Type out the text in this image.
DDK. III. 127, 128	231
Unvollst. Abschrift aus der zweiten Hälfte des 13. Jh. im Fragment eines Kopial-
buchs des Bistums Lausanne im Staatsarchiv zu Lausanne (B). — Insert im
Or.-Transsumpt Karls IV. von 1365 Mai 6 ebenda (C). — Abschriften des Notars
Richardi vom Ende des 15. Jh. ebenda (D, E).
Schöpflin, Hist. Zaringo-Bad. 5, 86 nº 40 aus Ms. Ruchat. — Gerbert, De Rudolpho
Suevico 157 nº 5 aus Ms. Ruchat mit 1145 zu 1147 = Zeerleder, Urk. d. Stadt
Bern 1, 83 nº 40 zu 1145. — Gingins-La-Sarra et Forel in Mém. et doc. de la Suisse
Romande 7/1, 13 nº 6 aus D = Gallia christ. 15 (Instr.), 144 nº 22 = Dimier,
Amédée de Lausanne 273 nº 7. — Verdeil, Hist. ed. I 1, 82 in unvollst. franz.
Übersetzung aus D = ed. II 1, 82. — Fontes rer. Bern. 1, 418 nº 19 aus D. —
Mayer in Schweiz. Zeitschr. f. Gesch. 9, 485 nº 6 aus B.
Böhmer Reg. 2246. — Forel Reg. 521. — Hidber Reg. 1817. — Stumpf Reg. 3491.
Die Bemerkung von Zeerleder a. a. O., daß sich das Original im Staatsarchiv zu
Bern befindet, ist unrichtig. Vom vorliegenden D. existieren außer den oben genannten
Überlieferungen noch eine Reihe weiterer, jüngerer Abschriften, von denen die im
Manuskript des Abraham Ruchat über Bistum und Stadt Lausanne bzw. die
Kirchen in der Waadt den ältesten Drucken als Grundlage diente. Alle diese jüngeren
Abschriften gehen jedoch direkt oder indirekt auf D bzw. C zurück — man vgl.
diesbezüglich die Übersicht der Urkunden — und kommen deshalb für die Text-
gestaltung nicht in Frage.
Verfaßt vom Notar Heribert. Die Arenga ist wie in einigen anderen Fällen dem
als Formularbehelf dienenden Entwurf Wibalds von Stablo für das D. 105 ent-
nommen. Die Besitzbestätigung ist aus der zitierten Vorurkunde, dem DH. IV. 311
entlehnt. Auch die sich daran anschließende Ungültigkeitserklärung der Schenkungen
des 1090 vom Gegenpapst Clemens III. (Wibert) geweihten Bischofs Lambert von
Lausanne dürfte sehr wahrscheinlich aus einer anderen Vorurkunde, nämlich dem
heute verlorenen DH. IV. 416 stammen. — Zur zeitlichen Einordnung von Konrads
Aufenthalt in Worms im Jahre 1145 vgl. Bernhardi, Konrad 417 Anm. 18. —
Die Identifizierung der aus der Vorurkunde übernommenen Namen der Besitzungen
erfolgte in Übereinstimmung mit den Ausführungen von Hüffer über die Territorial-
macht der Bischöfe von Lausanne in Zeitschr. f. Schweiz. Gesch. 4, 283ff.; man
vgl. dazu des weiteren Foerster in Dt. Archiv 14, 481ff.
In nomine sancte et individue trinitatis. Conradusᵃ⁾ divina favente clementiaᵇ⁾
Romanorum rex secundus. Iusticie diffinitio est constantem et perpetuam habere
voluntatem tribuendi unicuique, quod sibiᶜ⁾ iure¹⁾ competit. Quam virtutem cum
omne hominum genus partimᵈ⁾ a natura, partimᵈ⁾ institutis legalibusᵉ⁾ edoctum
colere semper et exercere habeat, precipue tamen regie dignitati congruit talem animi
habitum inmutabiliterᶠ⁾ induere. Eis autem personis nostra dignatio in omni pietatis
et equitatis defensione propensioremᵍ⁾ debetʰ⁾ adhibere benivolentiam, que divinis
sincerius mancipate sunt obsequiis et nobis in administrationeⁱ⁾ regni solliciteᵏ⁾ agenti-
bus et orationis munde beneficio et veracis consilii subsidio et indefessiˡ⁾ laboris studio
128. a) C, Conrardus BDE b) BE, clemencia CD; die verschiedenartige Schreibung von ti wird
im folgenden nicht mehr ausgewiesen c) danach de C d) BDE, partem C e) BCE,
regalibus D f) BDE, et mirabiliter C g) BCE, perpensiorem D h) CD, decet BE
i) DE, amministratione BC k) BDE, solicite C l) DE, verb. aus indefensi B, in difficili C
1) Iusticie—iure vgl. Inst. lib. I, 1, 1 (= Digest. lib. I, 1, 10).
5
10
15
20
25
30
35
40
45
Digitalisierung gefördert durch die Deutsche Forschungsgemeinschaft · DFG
____
** Your task **
Take every line from the data that contains the word "Forel".

** Result of this task **
Bern 1, 83 nº 40 zu 1145. — Gingins-La-Sarra et Forel in Mém. et doc. de la Suisse
Böhmer Reg. 2246. — Forel Reg. 521. — Hidber Reg. 1817. — Stumpf Reg. 3491.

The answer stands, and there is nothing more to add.